***** Data shown *****

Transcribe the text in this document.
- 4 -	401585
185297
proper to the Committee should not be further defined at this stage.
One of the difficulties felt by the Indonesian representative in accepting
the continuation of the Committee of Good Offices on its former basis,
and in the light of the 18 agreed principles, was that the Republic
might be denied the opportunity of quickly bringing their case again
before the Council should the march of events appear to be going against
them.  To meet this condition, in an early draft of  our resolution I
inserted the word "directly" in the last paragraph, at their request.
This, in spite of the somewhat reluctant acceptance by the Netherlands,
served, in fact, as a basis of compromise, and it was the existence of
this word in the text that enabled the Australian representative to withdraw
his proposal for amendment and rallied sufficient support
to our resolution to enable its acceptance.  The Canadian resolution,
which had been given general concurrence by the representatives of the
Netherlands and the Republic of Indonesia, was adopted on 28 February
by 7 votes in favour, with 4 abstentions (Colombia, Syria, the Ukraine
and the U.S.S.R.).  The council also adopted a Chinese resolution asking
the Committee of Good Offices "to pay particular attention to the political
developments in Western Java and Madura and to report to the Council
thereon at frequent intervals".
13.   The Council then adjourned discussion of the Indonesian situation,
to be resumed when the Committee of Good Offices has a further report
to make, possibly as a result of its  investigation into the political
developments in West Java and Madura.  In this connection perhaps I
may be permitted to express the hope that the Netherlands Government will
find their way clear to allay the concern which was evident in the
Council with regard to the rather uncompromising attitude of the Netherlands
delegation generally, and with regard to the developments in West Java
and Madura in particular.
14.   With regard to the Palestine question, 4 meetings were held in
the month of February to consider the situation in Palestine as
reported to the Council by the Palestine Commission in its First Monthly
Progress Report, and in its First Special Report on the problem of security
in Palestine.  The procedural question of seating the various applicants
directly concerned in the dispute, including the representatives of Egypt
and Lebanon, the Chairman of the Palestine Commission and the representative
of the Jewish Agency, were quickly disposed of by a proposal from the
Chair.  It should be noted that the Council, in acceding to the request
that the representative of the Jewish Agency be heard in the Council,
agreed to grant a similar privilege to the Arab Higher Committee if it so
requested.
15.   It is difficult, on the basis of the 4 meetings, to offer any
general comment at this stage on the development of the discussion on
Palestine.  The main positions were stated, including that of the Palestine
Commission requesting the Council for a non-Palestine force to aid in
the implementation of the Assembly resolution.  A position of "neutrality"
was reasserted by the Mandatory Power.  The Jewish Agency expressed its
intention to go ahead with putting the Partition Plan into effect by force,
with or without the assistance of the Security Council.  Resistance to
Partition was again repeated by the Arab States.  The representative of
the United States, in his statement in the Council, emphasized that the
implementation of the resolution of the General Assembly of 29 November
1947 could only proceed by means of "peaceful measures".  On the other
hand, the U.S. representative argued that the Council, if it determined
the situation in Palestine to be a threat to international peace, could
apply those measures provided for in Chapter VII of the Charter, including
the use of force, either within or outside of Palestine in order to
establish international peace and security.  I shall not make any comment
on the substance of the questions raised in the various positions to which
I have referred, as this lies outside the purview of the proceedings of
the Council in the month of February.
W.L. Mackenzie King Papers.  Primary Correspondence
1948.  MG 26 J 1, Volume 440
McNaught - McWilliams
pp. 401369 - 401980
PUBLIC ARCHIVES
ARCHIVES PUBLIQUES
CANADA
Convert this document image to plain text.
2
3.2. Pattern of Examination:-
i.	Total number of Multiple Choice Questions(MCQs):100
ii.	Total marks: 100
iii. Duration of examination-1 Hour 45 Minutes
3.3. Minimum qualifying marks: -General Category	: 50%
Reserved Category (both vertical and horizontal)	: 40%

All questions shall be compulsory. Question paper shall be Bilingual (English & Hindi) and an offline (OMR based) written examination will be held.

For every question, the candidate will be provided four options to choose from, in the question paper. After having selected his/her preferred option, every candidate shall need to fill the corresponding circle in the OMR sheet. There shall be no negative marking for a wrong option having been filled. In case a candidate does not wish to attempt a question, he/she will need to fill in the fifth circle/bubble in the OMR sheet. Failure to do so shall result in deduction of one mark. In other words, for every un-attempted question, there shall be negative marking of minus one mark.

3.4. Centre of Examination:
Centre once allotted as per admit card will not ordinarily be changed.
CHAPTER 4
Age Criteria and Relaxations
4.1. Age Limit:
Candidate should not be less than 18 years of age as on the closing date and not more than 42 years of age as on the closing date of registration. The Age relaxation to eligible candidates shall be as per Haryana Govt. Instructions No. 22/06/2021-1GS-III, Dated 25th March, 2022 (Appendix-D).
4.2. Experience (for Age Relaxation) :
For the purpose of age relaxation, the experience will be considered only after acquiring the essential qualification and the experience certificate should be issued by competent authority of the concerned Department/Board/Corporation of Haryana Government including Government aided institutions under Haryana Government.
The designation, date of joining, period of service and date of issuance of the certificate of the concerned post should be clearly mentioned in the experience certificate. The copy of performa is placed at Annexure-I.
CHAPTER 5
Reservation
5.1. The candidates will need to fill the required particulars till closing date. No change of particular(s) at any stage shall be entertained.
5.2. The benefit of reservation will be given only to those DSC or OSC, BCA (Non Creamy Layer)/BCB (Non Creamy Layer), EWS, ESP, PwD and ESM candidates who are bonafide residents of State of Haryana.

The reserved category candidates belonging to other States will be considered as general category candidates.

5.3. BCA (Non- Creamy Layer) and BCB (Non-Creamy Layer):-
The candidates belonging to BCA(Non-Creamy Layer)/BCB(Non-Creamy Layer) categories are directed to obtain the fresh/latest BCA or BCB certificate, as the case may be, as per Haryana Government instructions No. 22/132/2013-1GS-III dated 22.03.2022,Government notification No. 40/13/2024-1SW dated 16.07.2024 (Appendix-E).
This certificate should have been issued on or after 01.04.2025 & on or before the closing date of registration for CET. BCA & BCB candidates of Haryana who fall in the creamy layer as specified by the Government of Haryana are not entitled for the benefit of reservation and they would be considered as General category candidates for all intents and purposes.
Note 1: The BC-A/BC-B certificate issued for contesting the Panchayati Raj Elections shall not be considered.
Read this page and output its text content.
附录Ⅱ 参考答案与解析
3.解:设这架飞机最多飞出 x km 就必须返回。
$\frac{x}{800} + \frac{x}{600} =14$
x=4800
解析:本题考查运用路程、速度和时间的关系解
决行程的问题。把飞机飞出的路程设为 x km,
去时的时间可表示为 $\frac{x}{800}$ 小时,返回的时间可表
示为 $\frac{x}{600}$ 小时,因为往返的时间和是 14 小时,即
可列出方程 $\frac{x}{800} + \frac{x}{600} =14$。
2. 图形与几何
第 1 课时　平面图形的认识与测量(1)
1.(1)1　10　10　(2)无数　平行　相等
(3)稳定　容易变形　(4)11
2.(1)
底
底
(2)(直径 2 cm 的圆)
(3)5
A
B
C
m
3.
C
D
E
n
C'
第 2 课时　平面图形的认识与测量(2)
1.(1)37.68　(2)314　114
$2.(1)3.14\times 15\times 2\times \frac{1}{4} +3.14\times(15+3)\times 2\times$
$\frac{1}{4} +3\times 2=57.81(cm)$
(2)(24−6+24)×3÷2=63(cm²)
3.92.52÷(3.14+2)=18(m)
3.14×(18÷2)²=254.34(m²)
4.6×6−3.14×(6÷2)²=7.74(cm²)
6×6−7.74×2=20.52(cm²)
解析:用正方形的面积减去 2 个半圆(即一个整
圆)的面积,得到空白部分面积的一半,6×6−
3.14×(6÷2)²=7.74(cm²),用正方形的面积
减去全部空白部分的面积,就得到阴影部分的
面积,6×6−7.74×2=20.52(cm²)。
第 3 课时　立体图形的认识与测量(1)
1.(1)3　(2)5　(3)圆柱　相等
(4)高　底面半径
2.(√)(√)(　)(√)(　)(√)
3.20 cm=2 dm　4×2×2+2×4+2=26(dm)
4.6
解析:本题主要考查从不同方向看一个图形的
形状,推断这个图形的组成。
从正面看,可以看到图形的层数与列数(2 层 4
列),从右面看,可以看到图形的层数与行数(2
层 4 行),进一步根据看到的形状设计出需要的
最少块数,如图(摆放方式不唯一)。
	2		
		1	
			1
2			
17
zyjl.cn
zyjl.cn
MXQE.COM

*****

- [Stated task]
Give only the number of lines in the material above that include the word "Assembly".

- [Reply]
2